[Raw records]
※

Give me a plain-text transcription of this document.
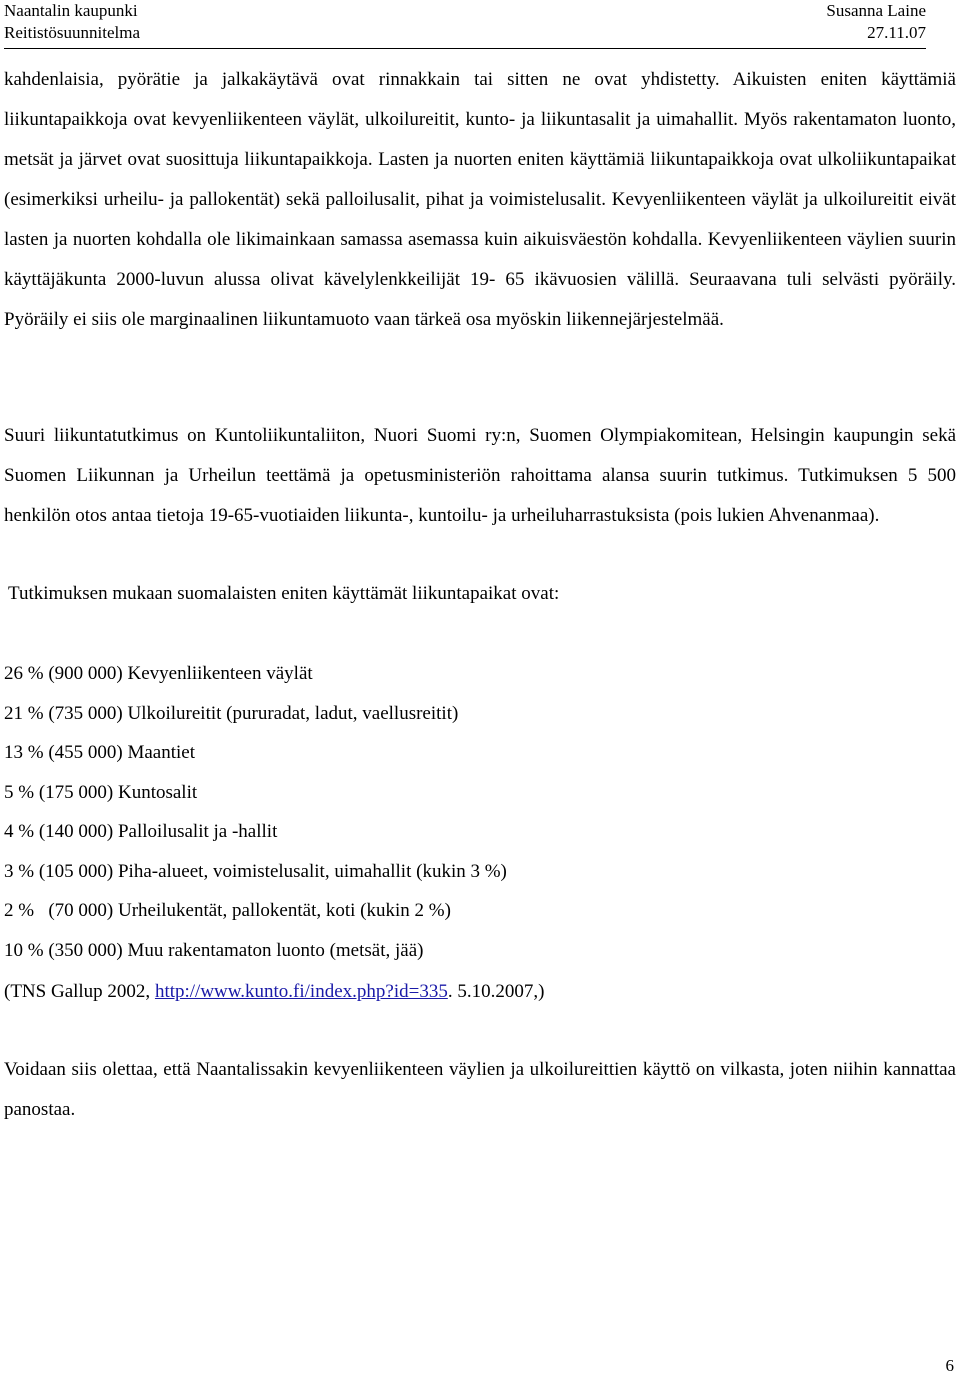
Naantalin kaupunki
Reitistösuunnitelma
Susanna Laine
27.11.07

kahdenlaisia, pyörätie ja jalkakäytävä ovat rinnakkain tai sitten ne ovat yhdistetty. Aikuisten eniten käyttämiä liikuntapaikkoja ovat kevyenliikenteen väylät, ulkoilureitit, kunto- ja liikuntasalit ja uimahallit. Myös rakentamaton luonto, metsät ja järvet ovat suosittuja liikuntapaikkoja. Lasten ja nuorten eniten käyttämiä liikuntapaikkoja ovat ulkoliikuntapaikat (esimerkiksi urheilu- ja pallokentät) sekä palloilusalit, pihat ja voimistelusalit. Kevyenliikenteen väylät ja ulkoilureitit eivät lasten ja nuorten kohdalla ole likimainkaan samassa asemassa kuin aikuisväestön kohdalla. Kevyenliikenteen väylien suurin käyttäjäkunta 2000-luvun alussa olivat kävelylenkkeilijät 19- 65 ikävuosien välillä. Seuraavana tuli selvästi pyöräily. Pyöräily ei siis ole marginaalinen liikuntamuoto vaan tärkeä osa myöskin liikennejärjestelmää.

Suuri liikuntatutkimus on Kuntoliikuntaliiton, Nuori Suomi ry:n, Suomen Olympiakomitean, Helsingin kaupungin sekä Suomen Liikunnan ja Urheilun teettämä ja opetusministeriön rahoittama alansa suurin tutkimus. Tutkimuksen 5 500 henkilön otos antaa tietoja 19-65-vuotiaiden liikunta-, kuntoilu- ja urheiluharrastuksista (pois lukien Ahvenanmaa).

Tutkimuksen mukaan suomalaisten eniten käyttämät liikuntapaikat ovat:

26 % (900 000) Kevyenliikenteen väylät
21 % (735 000) Ulkoilureitit (pururadat, ladut, vaellusreitit)
13 % (455 000) Maantiet
5 % (175 000) Kuntosalit
4 % (140 000) Palloilusalit ja -hallit
3 % (105 000) Piha-alueet, voimistelusalit, uimahallit (kukin 3 %)
2 %   (70 000) Urheilukentät, pallokentät, koti (kukin 2 %)
10 % (350 000) Muu rakentamaton luonto (metsät, jää)
(TNS Gallup 2002, http://www.kunto.fi/index.php?id=335. 5.10.2007,)

Voidaan siis olettaa, että Naantalissakin kevyenliikenteen väylien ja ulkoilureittien käyttö on vilkasta, joten niihin kannattaa panostaa.

6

※

- [Set task] Output the material word for word, omitting its pictures.

- [Finished task]
Give me a plain-text transcription of this document.
Naantalin kaupunki
Reitistösuunnitelma
Susanna Laine
27.11.07

kahdenlaisia, pyörätie ja jalkakäytävä ovat rinnakkain tai sitten ne ovat yhdistetty. Aikuisten eniten käyttämiä liikuntapaikkoja ovat kevyenliikenteen väylät, ulkoilureitit, kunto- ja liikuntasalit ja uimahallit. Myös rakentamaton luonto, metsät ja järvet ovat suosittuja liikuntapaikkoja. Lasten ja nuorten eniten käyttämiä liikuntapaikkoja ovat ulkoliikuntapaikat (esimerkiksi urheilu- ja pallokentät) sekä palloilusalit, pihat ja voimistelusalit. Kevyenliikenteen väylät ja ulkoilureitit eivät lasten ja nuorten kohdalla ole likimainkaan samassa asemassa kuin aikuisväestön kohdalla. Kevyenliikenteen väylien suurin käyttäjäkunta 2000-luvun alussa olivat kävelylenkkeilijät 19- 65 ikävuosien välillä. Seuraavana tuli selvästi pyöräily. Pyöräily ei siis ole marginaalinen liikuntamuoto vaan tärkeä osa myöskin liikennejärjestelmää.

Suuri liikuntatutkimus on Kuntoliikuntaliiton, Nuori Suomi ry:n, Suomen Olympiakomitean, Helsingin kaupungin sekä Suomen Liikunnan ja Urheilun teettämä ja opetusministeriön rahoittama alansa suurin tutkimus. Tutkimuksen 5 500 henkilön otos antaa tietoja 19-65-vuotiaiden liikunta-, kuntoilu- ja urheiluharrastuksista (pois lukien Ahvenanmaa).

Tutkimuksen mukaan suomalaisten eniten käyttämät liikuntapaikat ovat:

26 % (900 000) Kevyenliikenteen väylät
21 % (735 000) Ulkoilureitit (pururadat, ladut, vaellusreitit)
13 % (455 000) Maantiet
5 % (175 000) Kuntosalit
4 % (140 000) Palloilusalit ja -hallit
3 % (105 000) Piha-alueet, voimistelusalit, uimahallit (kukin 3 %)
2 %   (70 000) Urheilukentät, pallokentät, koti (kukin 2 %)
10 % (350 000) Muu rakentamaton luonto (metsät, jää)
(TNS Gallup 2002, http://www.kunto.fi/index.php?id=335. 5.10.2007,)

Voidaan siis olettaa, että Naantalissakin kevyenliikenteen väylien ja ulkoilureittien käyttö on vilkasta, joten niihin kannattaa panostaa.

6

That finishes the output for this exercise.